**TASK INSTRUCTIONS:** Write the records out again exactly, leaving no images in.

* Begin RECORDS FOR THE TASK *

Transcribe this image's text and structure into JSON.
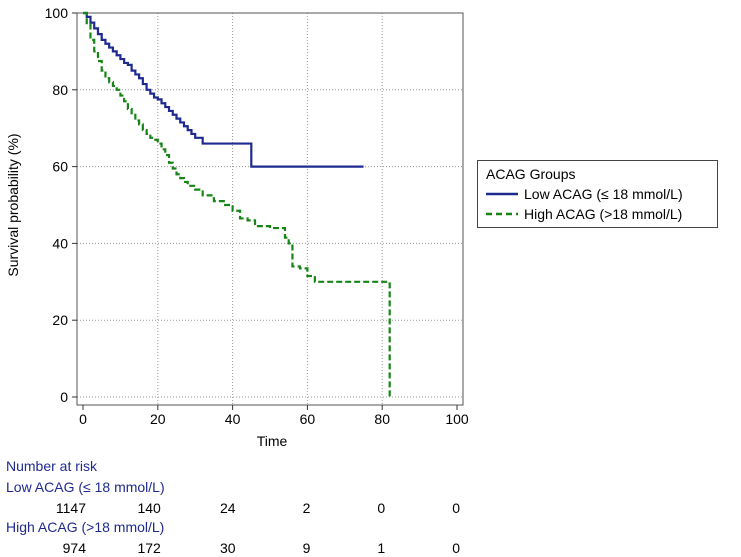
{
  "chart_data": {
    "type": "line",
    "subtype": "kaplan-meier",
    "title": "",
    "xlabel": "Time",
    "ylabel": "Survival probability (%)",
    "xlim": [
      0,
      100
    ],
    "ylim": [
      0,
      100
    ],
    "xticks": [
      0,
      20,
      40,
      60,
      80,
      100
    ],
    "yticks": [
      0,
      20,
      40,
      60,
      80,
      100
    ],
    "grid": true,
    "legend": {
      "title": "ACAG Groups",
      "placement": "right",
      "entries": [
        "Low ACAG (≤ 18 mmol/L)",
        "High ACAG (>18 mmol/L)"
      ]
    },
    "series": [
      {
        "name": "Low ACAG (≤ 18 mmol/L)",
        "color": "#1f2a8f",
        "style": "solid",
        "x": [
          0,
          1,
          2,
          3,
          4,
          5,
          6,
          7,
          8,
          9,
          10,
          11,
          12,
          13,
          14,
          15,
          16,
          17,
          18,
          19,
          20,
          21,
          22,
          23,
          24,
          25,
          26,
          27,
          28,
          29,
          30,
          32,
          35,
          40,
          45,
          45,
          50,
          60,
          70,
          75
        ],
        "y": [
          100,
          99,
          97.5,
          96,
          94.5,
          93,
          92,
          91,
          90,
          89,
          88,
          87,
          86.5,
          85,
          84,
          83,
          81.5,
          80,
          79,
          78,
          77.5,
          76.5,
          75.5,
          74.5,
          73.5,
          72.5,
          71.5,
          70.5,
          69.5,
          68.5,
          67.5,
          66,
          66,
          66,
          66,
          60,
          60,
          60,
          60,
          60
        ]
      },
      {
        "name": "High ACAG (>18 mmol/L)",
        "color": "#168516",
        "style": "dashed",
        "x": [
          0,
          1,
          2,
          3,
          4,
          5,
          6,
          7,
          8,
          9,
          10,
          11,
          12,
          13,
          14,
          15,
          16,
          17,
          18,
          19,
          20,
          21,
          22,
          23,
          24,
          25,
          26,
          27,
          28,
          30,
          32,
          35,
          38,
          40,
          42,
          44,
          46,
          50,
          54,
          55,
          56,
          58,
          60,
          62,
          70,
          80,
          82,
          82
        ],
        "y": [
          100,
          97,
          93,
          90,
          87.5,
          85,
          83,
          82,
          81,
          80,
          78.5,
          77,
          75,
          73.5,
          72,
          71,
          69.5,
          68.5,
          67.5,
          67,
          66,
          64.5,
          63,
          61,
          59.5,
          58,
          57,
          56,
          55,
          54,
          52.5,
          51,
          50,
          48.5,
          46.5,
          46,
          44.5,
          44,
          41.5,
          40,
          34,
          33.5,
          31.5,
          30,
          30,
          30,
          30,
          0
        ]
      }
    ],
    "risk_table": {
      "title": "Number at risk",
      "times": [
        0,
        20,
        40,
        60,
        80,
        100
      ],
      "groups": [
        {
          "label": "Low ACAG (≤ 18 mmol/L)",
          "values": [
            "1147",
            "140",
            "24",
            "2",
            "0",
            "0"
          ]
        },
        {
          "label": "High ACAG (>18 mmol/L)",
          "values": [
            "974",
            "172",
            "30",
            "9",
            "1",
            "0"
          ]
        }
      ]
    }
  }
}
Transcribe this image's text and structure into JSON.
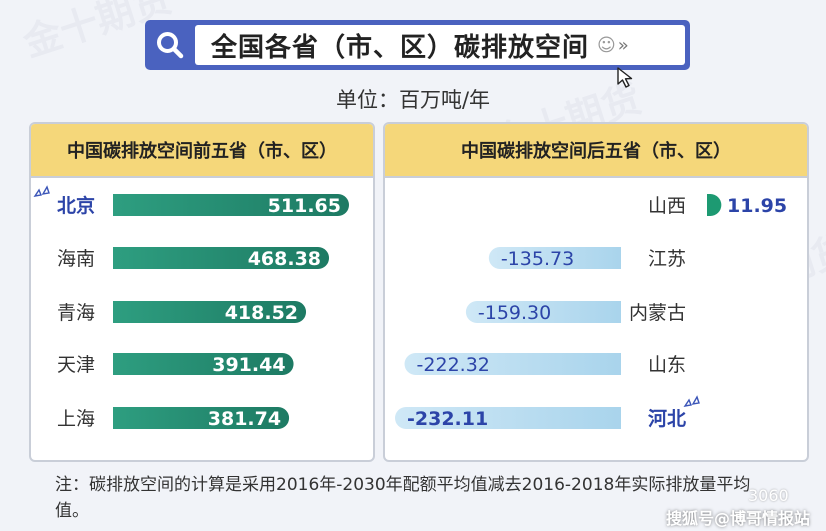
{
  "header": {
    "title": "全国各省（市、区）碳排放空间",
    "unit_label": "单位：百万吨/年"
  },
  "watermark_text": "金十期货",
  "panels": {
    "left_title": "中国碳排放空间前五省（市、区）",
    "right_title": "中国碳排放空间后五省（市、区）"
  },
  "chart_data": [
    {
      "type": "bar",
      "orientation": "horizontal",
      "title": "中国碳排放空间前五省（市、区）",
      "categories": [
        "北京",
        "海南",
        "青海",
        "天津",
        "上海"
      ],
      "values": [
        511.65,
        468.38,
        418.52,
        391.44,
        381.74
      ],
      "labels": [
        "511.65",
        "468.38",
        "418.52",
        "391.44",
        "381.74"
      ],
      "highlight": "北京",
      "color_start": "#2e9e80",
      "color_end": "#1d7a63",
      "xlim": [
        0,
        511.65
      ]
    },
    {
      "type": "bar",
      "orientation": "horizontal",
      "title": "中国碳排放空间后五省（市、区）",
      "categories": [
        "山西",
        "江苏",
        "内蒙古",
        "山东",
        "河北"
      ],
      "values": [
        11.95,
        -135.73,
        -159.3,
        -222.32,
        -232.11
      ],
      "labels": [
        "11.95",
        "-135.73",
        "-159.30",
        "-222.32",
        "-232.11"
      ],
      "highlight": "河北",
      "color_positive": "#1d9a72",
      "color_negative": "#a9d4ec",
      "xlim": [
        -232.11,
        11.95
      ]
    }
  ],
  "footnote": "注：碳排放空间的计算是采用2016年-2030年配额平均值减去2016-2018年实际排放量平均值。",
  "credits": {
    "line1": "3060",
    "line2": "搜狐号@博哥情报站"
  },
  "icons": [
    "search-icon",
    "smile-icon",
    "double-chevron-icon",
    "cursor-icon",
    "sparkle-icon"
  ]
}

* End RECORDS FOR THE TASK *

**EXPECTED ANSWER:**
Transcribe this image's text and structure into JSON.
{
  "chart_data": {
    "type": "line",
    "subtype": "kaplan-meier",
    "title": "",
    "xlabel": "Time",
    "ylabel": "Survival probability (%)",
    "xlim": [
      0,
      100
    ],
    "ylim": [
      0,
      100
    ],
    "xticks": [
      0,
      20,
      40,
      60,
      80,
      100
    ],
    "yticks": [
      0,
      20,
      40,
      60,
      80,
      100
    ],
    "grid": true,
    "legend": {
      "title": "ACAG Groups",
      "placement": "right",
      "entries": [
        "Low ACAG (≤ 18 mmol/L)",
        "High ACAG (>18 mmol/L)"
      ]
    },
    "series": [
      {
        "name": "Low ACAG (≤ 18 mmol/L)",
        "color": "#1f2a8f",
        "style": "solid",
        "x": [
          0,
          1,
          2,
          3,
          4,
          5,
          6,
          7,
          8,
          9,
          10,
          11,
          12,
          13,
          14,
          15,
          16,
          17,
          18,
          19,
          20,
          21,
          22,
          23,
          24,
          25,
          26,
          27,
          28,
          29,
          30,
          32,
          35,
          40,
          45,
          45,
          50,
          60,
          70,
          75
        ],
        "y": [
          100,
          99,
          97.5,
          96,
          94.5,
          93,
          92,
          91,
          90,
          89,
          88,
          87,
          86.5,
          85,
          84,
          83,
          81.5,
          80,
          79,
          78,
          77.5,
          76.5,
          75.5,
          74.5,
          73.5,
          72.5,
          71.5,
          70.5,
          69.5,
          68.5,
          67.5,
          66,
          66,
          66,
          66,
          60,
          60,
          60,
          60,
          60
        ]
      },
      {
        "name": "High ACAG (>18 mmol/L)",
        "color": "#168516",
        "style": "dashed",
        "x": [
          0,
          1,
          2,
          3,
          4,
          5,
          6,
          7,
          8,
          9,
          10,
          11,
          12,
          13,
          14,
          15,
          16,
          17,
          18,
          19,
          20,
          21,
          22,
          23,
          24,
          25,
          26,
          27,
          28,
          30,
          32,
          35,
          38,
          40,
          42,
          44,
          46,
          50,
          54,
          55,
          56,
          58,
          60,
          62,
          70,
          80,
          82,
          82
        ],
        "y": [
          100,
          97,
          93,
          90,
          87.5,
          85,
          83,
          82,
          81,
          80,
          78.5,
          77,
          75,
          73.5,
          72,
          71,
          69.5,
          68.5,
          67.5,
          67,
          66,
          64.5,
          63,
          61,
          59.5,
          58,
          57,
          56,
          55,
          54,
          52.5,
          51,
          50,
          48.5,
          46.5,
          46,
          44.5,
          44,
          41.5,
          40,
          34,
          33.5,
          31.5,
          30,
          30,
          30,
          30,
          0
        ]
      }
    ],
    "risk_table": {
      "title": "Number at risk",
      "times": [
        0,
        20,
        40,
        60,
        80,
        100
      ],
      "groups": [
        {
          "label": "Low ACAG (≤ 18 mmol/L)",
          "values": [
            "1147",
            "140",
            "24",
            "2",
            "0",
            "0"
          ]
        },
        {
          "label": "High ACAG (>18 mmol/L)",
          "values": [
            "974",
            "172",
            "30",
            "9",
            "1",
            "0"
          ]
        }
      ]
    }
  }
}
Transcribe this image's text and structure into JSON.
{
  "header": {
    "title": "全国各省（市、区）碳排放空间",
    "unit_label": "单位：百万吨/年"
  },
  "watermark_text": "金十期货",
  "panels": {
    "left_title": "中国碳排放空间前五省（市、区）",
    "right_title": "中国碳排放空间后五省（市、区）"
  },
  "chart_data": [
    {
      "type": "bar",
      "orientation": "horizontal",
      "title": "中国碳排放空间前五省（市、区）",
      "categories": [
        "北京",
        "海南",
        "青海",
        "天津",
        "上海"
      ],
      "values": [
        511.65,
        468.38,
        418.52,
        391.44,
        381.74
      ],
      "labels": [
        "511.65",
        "468.38",
        "418.52",
        "391.44",
        "381.74"
      ],
      "highlight": "北京",
      "color_start": "#2e9e80",
      "color_end": "#1d7a63",
      "xlim": [
        0,
        511.65
      ]
    },
    {
      "type": "bar",
      "orientation": "horizontal",
      "title": "中国碳排放空间后五省（市、区）",
      "categories": [
        "山西",
        "江苏",
        "内蒙古",
        "山东",
        "河北"
      ],
      "values": [
        11.95,
        -135.73,
        -159.3,
        -222.32,
        -232.11
      ],
      "labels": [
        "11.95",
        "-135.73",
        "-159.30",
        "-222.32",
        "-232.11"
      ],
      "highlight": "河北",
      "color_positive": "#1d9a72",
      "color_negative": "#a9d4ec",
      "xlim": [
        -232.11,
        11.95
      ]
    }
  ],
  "footnote": "注：碳排放空间的计算是采用2016年-2030年配额平均值减去2016-2018年实际排放量平均值。",
  "credits": {
    "line1": "3060",
    "line2": "搜狐号@博哥情报站"
  },
  "icons": [
    "search-icon",
    "smile-icon",
    "double-chevron-icon",
    "cursor-icon",
    "sparkle-icon"
  ]
}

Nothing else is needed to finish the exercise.